• [Problem statement]
Please return the items word for word, starting at the first one and ending at the line that contains "wire-205-pin3-to-j24 [422, 453, 925, 535]", with both of those lines included.

• [Records for this exercise]
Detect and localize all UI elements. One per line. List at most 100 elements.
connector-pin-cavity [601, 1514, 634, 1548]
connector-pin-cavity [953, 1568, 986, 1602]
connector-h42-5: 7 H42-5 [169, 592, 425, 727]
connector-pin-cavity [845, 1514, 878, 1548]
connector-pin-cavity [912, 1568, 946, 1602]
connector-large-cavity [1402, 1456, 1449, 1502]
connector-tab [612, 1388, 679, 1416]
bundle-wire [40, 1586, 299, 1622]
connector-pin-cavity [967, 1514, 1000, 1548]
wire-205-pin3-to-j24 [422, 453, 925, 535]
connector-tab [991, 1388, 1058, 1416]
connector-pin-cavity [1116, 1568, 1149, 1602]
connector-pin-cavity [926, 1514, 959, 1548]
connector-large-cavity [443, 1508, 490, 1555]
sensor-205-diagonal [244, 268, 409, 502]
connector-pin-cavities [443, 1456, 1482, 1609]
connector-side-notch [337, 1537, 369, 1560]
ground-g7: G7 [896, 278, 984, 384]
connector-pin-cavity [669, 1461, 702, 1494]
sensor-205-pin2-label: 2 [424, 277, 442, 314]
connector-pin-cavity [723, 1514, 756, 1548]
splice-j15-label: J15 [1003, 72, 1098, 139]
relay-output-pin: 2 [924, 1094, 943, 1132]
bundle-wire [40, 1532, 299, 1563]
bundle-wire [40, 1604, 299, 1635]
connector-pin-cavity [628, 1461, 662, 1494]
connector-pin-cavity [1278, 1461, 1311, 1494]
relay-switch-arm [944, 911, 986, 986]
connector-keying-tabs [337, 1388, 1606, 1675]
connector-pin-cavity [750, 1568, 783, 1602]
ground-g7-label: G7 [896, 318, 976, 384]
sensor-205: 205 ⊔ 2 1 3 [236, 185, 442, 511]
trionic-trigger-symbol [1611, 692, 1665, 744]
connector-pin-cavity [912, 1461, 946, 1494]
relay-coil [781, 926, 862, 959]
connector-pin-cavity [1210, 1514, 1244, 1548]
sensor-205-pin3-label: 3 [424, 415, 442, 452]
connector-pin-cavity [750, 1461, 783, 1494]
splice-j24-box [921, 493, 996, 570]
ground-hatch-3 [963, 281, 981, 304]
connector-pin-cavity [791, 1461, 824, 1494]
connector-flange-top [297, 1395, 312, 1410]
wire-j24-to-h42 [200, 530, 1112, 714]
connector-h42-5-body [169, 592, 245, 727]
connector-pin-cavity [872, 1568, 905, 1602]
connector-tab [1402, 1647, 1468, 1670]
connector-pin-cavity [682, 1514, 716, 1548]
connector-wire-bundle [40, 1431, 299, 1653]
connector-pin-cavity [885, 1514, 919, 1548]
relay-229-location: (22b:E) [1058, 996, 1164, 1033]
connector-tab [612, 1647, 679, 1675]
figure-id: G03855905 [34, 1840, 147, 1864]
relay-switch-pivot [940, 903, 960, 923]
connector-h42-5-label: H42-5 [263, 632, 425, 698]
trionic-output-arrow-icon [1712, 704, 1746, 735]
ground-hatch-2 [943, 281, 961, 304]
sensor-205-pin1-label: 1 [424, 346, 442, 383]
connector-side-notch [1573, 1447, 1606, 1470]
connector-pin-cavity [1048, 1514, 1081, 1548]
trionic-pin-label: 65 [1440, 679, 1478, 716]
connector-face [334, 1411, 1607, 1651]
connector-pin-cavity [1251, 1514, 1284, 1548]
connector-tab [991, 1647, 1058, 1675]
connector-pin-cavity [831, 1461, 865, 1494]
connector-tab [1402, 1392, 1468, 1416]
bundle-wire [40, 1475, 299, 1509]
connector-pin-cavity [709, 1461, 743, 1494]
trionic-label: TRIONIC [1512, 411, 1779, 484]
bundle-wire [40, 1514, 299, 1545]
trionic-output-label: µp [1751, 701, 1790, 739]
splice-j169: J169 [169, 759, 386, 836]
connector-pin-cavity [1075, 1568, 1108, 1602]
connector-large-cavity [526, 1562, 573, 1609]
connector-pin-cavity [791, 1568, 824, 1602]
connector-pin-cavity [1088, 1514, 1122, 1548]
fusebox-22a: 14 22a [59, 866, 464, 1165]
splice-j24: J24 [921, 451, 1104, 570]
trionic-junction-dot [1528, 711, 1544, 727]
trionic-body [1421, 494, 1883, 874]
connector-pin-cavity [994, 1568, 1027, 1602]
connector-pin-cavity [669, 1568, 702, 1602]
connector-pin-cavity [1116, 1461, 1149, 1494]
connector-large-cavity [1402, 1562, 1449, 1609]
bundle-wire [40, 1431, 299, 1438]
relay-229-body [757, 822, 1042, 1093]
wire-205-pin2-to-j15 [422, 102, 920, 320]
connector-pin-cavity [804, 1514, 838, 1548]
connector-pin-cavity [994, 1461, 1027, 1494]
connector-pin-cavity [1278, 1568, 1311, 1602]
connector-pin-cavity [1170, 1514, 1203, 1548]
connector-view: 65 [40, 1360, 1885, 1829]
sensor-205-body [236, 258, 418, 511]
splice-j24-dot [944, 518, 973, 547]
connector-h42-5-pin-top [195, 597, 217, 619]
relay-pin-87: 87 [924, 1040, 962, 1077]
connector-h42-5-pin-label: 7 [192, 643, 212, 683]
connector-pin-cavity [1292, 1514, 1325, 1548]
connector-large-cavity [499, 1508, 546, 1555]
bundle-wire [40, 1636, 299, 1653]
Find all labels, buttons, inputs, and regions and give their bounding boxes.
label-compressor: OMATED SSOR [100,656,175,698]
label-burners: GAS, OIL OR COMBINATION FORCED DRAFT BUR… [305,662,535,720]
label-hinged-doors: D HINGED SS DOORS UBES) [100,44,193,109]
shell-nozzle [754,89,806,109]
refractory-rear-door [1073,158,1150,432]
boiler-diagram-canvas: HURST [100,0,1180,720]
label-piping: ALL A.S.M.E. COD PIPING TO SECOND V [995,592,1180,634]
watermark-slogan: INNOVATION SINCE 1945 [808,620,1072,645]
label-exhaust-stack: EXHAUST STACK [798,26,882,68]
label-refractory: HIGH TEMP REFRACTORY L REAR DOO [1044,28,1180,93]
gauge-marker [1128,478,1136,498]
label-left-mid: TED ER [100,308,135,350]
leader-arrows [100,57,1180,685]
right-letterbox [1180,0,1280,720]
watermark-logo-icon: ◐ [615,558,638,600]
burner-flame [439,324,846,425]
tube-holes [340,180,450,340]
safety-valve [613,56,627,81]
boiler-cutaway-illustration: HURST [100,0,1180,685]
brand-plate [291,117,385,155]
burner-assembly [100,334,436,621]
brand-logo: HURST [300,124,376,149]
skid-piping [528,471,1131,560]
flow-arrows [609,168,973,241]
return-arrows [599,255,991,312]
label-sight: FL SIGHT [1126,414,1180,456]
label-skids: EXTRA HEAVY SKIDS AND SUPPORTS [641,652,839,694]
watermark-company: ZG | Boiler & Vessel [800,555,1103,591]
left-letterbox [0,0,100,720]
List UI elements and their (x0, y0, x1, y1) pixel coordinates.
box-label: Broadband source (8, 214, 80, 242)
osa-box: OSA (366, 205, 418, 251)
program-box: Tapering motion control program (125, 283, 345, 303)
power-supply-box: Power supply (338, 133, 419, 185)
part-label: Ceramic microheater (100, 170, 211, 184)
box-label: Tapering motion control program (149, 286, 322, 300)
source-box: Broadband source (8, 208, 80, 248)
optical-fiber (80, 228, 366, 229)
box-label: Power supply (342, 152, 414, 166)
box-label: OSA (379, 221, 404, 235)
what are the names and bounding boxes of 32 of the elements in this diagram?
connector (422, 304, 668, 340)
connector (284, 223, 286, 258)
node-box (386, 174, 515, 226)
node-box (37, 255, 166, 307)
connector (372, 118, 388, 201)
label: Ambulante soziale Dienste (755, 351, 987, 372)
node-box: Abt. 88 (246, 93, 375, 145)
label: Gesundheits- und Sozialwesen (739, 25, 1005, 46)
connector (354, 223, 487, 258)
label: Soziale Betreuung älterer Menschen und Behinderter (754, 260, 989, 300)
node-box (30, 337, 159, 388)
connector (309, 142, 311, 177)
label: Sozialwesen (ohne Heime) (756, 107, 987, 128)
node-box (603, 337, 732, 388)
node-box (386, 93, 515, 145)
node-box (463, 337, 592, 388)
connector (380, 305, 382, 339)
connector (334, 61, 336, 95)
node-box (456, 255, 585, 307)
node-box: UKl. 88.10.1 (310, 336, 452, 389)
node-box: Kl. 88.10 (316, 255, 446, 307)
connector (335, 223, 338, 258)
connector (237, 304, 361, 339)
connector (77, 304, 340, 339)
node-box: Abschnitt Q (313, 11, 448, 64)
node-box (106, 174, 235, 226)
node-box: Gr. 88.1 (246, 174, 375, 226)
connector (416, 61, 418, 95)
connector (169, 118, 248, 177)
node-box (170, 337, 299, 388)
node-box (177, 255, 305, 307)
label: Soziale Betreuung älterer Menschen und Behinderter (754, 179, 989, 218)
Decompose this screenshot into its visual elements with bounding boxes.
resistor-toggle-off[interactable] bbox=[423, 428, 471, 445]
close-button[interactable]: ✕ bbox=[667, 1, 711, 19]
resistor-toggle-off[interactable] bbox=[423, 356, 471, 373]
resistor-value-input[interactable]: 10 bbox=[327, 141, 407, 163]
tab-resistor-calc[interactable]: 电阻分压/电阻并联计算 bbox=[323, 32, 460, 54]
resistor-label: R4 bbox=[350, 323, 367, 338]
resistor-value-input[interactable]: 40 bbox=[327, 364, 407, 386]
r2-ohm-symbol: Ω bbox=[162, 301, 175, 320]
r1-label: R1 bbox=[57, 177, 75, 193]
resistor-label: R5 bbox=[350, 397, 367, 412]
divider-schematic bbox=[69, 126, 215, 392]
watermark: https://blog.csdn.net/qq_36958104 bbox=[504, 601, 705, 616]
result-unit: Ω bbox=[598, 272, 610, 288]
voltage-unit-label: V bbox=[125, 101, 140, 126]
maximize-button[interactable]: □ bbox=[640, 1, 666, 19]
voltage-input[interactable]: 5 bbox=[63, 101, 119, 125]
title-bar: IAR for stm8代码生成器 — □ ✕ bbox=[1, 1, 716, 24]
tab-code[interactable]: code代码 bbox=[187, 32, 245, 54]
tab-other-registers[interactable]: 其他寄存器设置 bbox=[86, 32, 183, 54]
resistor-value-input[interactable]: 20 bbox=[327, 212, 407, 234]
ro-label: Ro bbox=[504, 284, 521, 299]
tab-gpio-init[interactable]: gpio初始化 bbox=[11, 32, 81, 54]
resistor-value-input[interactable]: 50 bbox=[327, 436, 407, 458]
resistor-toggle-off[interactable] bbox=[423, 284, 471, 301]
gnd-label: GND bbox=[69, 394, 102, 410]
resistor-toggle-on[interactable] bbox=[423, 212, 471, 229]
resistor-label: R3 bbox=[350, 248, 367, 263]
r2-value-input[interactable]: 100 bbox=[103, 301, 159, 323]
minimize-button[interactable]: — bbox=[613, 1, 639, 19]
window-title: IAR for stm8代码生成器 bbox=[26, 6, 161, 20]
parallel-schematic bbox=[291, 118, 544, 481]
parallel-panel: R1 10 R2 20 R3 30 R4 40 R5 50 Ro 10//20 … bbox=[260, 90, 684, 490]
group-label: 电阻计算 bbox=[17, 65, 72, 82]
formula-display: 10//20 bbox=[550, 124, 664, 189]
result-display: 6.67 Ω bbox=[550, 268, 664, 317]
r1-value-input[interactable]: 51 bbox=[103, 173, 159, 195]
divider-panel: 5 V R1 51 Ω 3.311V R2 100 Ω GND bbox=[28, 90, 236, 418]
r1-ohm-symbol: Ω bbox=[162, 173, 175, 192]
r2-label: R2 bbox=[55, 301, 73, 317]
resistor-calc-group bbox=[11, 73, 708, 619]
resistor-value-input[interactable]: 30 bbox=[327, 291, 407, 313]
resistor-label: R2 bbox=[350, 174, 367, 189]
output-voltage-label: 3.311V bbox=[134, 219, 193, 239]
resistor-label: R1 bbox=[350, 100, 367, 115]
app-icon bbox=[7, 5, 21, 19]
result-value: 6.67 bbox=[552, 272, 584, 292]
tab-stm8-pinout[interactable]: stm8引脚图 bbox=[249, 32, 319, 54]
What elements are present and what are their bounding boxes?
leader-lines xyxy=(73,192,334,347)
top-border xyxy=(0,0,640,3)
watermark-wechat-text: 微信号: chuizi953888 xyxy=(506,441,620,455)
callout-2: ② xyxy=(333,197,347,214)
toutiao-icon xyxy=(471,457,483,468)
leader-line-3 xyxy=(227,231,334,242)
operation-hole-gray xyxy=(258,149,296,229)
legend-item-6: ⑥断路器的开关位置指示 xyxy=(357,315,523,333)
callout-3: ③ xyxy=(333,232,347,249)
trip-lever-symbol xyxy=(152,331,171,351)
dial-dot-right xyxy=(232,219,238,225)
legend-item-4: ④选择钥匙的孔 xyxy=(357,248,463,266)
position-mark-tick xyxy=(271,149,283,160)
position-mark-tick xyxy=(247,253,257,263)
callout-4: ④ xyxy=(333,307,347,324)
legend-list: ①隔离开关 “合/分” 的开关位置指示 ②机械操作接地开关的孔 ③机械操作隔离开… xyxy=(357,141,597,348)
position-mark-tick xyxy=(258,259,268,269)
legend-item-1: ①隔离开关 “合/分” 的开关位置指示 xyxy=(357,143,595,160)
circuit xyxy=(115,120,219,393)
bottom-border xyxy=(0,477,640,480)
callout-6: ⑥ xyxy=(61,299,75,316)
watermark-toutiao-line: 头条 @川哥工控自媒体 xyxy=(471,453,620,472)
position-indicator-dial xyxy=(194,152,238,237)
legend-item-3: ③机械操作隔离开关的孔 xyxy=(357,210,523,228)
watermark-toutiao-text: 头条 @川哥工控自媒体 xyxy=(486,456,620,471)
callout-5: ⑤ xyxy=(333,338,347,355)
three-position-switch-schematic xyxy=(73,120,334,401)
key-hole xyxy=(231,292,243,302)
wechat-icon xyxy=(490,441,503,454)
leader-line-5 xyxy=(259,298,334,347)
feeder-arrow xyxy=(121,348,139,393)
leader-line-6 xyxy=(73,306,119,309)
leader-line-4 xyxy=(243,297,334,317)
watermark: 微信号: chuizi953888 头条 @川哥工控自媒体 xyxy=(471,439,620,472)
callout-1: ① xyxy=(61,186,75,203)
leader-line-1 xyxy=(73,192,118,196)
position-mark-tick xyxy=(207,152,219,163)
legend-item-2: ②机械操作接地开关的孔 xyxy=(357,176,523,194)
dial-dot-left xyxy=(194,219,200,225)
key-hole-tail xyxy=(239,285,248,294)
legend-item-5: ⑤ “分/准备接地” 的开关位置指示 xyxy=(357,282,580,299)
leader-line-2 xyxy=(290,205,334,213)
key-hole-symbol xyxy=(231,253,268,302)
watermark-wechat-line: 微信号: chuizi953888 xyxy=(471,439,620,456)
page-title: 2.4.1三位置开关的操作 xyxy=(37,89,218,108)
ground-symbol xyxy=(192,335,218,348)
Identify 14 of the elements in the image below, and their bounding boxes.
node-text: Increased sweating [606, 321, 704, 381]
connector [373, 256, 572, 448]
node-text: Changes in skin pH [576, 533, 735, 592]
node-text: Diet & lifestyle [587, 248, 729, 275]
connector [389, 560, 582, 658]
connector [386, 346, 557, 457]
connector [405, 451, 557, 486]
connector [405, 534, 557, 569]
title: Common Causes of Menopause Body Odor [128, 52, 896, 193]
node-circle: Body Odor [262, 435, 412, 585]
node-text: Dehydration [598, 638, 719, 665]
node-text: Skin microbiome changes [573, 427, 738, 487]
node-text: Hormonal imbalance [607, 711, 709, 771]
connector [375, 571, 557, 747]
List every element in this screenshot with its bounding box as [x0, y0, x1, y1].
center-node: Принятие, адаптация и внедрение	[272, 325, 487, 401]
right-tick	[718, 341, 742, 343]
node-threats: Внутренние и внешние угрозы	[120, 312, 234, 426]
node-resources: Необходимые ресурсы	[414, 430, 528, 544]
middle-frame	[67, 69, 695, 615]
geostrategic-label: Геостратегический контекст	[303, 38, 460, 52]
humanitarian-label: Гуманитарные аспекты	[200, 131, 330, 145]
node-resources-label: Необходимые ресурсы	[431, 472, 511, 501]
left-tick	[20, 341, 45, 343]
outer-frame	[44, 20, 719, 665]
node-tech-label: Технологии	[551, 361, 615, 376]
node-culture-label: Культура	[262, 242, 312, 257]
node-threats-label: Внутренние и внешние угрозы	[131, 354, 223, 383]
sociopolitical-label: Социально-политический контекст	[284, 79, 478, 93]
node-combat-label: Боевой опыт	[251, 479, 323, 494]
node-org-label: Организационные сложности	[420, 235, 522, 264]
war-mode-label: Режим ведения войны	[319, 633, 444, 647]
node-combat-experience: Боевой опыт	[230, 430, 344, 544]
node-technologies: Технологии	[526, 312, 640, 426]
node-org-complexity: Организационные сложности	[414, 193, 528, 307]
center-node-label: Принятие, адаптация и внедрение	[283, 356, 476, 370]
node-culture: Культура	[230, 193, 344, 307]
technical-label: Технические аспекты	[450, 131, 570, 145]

• [Response]
Detect and localize all UI elements. One per line. List at most 100 elements.
connector-pin-cavity [601, 1514, 634, 1548]
connector-pin-cavity [953, 1568, 986, 1602]
connector-h42-5: 7 H42-5 [169, 592, 425, 727]
connector-pin-cavity [845, 1514, 878, 1548]
connector-pin-cavity [912, 1568, 946, 1602]
connector-large-cavity [1402, 1456, 1449, 1502]
connector-tab [612, 1388, 679, 1416]
bundle-wire [40, 1586, 299, 1622]
connector-pin-cavity [967, 1514, 1000, 1548]
wire-205-pin3-to-j24 [422, 453, 925, 535]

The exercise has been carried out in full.